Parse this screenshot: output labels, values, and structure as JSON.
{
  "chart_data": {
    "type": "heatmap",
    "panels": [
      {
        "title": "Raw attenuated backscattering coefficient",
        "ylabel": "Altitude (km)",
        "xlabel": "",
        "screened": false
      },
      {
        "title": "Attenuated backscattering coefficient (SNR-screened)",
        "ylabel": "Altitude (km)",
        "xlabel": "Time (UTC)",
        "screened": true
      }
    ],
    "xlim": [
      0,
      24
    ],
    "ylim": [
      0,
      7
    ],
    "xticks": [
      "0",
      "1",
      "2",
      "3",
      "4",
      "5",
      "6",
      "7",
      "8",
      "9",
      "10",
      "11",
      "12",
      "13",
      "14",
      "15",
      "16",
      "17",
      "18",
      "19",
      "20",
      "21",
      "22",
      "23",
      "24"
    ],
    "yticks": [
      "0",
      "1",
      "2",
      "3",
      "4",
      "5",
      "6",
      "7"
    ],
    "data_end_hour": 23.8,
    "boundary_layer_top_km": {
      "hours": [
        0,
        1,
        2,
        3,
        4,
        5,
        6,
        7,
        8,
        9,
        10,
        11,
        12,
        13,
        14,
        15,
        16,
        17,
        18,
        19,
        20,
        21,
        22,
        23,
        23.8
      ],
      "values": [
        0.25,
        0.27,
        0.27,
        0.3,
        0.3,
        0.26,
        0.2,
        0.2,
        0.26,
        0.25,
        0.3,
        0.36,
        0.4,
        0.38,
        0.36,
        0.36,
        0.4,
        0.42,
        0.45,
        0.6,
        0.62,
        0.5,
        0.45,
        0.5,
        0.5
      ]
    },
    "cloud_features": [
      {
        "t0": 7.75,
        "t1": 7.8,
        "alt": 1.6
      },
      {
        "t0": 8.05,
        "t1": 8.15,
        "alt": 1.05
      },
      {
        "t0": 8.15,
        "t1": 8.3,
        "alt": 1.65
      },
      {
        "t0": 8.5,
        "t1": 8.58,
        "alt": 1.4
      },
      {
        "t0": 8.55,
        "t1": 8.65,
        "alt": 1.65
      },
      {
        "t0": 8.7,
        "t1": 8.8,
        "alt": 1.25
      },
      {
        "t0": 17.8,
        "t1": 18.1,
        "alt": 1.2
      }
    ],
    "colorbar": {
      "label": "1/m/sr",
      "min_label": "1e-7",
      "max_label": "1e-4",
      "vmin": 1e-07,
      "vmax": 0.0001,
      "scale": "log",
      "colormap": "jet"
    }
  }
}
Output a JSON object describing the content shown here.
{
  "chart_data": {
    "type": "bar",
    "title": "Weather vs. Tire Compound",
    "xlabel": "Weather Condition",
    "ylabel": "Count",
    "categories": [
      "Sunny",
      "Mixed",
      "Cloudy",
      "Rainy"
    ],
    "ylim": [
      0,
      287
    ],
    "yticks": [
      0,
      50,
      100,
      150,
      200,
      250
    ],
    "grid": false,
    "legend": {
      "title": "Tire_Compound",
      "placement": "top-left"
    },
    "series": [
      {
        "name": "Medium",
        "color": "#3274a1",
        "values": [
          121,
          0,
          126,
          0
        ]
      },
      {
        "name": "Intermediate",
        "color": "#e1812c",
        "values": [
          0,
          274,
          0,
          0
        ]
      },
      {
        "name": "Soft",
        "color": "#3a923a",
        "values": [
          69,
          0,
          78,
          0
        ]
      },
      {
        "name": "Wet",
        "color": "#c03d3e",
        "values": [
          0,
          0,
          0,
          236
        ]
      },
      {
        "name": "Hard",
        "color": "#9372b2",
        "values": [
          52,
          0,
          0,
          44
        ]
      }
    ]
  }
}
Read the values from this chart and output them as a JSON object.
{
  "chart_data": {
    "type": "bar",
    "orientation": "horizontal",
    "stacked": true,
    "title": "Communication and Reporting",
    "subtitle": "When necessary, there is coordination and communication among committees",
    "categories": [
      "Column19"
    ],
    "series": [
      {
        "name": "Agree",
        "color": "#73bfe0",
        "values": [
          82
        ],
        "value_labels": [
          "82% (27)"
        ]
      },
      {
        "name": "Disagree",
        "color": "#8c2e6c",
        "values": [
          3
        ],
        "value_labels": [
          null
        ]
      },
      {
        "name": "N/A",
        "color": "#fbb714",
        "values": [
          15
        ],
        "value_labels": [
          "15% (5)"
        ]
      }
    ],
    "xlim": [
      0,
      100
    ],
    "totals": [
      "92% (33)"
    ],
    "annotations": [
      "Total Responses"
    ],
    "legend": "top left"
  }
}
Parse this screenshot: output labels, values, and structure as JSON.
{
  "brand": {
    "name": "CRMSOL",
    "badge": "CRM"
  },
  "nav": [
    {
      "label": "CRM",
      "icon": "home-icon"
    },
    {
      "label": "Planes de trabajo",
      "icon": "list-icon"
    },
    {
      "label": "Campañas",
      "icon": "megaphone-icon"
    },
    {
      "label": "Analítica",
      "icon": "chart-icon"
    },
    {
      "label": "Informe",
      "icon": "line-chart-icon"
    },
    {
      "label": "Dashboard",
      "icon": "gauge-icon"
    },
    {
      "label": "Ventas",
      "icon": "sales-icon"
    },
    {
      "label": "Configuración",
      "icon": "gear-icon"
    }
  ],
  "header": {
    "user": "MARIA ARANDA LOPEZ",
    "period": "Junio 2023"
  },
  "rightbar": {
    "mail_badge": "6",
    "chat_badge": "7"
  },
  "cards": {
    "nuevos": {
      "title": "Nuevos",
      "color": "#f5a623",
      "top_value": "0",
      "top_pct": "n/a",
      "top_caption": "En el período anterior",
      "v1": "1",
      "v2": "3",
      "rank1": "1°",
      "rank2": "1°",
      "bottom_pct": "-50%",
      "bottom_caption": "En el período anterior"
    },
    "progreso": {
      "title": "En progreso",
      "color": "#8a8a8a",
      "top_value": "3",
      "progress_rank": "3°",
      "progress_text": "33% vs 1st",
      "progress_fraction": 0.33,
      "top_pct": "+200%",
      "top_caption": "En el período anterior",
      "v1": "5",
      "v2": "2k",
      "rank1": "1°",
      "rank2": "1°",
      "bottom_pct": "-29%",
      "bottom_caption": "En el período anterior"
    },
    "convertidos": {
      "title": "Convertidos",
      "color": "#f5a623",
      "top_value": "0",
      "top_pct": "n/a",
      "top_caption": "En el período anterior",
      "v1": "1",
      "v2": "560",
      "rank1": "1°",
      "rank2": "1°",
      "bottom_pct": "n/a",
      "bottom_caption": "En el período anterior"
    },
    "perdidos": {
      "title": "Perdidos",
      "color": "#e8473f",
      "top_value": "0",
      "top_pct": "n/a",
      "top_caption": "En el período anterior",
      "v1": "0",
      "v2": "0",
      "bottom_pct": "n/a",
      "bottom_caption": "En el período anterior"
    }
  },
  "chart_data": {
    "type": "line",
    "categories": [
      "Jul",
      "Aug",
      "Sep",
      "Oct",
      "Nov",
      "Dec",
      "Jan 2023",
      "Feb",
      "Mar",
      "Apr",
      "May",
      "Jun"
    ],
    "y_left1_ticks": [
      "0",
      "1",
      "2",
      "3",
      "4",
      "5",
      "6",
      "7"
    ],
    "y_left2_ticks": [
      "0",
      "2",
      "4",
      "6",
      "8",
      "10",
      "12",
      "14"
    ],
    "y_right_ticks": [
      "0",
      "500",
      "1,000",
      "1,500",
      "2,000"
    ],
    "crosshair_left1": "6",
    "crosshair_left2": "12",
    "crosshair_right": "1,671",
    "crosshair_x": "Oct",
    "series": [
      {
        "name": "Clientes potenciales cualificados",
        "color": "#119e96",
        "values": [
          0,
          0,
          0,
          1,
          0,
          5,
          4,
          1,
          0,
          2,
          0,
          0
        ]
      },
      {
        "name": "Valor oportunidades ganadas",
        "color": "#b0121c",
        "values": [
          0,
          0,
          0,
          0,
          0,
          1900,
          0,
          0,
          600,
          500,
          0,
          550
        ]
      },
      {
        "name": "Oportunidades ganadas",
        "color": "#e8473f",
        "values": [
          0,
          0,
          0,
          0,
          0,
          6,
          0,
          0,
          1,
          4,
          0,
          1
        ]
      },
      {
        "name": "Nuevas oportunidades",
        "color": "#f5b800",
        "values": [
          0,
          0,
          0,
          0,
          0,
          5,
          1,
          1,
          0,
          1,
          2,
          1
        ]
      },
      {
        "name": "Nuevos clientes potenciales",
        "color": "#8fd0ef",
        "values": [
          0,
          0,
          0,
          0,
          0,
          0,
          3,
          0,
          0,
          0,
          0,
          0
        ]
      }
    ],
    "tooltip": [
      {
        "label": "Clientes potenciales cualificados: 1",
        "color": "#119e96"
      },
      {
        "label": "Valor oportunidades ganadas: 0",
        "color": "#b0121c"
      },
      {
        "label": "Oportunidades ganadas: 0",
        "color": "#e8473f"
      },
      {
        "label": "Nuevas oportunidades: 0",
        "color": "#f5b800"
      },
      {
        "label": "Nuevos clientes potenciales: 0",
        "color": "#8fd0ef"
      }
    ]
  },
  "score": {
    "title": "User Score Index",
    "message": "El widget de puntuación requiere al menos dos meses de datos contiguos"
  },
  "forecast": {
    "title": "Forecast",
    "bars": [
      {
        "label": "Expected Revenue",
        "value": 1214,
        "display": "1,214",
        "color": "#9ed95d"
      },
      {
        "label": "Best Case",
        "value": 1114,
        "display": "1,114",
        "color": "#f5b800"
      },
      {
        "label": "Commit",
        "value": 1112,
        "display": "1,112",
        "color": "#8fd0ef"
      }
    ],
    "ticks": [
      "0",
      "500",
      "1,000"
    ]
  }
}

+ + + + +

From the records above, pull out each line that has "Nuevas".

(Task response):
        "name": "Nuevas oportunidades",
        "label": "Nuevas oportunidades: 0",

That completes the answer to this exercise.